Stated exercise
Only the number is wanted: how many lines hold the word "Bibliographie"?

Raw records

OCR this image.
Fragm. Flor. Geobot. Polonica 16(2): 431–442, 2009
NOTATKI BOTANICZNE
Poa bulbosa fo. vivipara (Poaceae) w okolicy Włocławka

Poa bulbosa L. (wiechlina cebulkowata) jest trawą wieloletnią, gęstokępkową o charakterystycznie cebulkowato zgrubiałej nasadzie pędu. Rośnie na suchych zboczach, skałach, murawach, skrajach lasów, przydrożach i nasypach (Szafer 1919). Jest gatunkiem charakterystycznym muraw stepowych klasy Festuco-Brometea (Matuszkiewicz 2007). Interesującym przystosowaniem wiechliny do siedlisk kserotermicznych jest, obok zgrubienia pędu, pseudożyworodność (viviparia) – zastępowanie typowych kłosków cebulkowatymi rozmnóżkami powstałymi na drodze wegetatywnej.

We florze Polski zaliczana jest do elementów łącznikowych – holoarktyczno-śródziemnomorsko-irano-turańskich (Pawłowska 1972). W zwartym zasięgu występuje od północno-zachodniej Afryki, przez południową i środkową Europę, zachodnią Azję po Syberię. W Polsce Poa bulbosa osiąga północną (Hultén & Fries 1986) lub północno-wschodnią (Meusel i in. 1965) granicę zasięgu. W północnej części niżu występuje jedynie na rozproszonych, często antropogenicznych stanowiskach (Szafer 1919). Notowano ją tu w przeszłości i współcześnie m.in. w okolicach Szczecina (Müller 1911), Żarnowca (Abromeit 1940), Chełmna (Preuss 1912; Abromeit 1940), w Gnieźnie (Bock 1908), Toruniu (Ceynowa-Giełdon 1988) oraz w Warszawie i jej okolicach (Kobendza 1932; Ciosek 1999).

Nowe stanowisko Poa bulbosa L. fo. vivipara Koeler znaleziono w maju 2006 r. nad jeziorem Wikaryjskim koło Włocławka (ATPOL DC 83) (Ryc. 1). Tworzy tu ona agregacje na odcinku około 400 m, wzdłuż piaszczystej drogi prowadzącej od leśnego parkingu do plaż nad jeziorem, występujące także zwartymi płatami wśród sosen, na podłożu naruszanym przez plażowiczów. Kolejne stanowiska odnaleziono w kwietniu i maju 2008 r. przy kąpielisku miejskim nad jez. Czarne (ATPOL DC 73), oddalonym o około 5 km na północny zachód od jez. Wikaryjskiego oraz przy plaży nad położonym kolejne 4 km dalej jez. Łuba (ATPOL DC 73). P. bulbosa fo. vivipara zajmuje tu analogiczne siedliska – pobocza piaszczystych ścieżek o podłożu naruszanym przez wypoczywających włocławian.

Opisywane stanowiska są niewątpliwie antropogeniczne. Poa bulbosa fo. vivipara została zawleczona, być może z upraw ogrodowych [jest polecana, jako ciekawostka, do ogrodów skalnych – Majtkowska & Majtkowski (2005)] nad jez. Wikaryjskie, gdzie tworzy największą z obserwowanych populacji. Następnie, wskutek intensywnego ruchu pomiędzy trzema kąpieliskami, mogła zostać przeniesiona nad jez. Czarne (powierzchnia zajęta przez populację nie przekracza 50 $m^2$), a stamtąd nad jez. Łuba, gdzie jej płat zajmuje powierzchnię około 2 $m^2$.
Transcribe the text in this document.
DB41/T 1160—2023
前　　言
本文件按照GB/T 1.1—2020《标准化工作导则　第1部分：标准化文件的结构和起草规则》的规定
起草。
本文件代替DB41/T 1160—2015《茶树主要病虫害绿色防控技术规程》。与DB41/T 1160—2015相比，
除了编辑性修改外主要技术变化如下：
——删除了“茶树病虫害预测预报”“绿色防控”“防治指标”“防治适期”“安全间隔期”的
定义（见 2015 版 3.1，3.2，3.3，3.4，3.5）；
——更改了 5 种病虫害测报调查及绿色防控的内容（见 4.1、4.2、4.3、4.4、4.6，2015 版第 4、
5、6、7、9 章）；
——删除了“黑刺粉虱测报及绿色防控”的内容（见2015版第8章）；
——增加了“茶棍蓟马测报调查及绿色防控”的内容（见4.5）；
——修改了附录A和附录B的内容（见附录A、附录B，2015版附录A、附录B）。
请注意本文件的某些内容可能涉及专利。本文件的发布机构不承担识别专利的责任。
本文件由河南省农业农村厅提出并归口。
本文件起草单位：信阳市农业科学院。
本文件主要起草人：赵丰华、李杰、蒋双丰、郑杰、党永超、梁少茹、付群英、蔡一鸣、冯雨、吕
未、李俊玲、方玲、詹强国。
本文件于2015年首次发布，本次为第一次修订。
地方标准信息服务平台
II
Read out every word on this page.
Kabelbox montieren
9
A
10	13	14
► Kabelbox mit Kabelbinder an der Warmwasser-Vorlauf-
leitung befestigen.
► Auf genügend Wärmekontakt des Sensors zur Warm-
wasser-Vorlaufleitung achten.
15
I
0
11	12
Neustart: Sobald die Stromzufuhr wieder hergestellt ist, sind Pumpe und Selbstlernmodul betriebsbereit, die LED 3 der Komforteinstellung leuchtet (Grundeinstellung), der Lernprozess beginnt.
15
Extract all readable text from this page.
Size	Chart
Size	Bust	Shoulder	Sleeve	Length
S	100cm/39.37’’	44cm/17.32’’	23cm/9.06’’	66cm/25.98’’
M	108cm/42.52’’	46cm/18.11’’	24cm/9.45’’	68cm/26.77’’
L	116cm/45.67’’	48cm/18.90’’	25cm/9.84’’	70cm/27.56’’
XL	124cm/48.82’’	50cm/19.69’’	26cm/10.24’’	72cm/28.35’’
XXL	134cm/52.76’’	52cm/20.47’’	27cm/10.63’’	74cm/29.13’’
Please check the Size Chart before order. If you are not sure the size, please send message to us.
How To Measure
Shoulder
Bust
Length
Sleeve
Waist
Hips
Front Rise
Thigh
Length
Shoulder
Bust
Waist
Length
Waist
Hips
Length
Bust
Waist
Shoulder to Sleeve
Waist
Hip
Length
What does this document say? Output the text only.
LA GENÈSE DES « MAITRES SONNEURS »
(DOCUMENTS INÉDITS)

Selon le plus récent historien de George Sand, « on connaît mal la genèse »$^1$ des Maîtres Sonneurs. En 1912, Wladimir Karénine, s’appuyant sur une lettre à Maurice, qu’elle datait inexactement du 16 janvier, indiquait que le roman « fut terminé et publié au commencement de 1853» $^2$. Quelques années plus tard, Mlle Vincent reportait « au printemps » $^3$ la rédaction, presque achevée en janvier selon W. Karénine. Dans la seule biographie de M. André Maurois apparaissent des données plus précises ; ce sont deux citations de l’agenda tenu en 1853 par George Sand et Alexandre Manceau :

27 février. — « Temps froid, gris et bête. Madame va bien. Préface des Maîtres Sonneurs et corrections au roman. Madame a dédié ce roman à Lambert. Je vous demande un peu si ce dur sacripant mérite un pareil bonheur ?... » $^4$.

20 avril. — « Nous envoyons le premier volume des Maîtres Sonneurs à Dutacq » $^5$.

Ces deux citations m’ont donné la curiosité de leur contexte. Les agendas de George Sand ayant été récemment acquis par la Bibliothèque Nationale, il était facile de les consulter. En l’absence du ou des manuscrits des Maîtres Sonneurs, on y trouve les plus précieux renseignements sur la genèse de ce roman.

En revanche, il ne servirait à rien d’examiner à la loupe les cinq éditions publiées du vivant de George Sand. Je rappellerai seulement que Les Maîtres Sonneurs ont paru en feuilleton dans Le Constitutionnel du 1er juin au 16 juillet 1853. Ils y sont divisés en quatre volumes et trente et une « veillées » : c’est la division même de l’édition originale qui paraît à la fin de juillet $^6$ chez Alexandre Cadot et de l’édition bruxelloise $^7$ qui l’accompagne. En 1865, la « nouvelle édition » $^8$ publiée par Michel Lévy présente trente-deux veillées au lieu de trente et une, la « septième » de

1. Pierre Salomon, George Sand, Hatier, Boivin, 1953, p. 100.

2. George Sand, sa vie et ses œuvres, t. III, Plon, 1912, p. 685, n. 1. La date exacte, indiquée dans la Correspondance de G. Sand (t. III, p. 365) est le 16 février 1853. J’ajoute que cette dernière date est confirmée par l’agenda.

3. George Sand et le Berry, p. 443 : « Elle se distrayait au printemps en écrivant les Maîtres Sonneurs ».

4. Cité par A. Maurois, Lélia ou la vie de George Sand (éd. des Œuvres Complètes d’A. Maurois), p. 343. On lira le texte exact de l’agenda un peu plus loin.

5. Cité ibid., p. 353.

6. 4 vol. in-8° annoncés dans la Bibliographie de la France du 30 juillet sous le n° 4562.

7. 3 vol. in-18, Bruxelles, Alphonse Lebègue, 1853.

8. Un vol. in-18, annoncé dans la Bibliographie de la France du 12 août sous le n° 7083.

Answer
2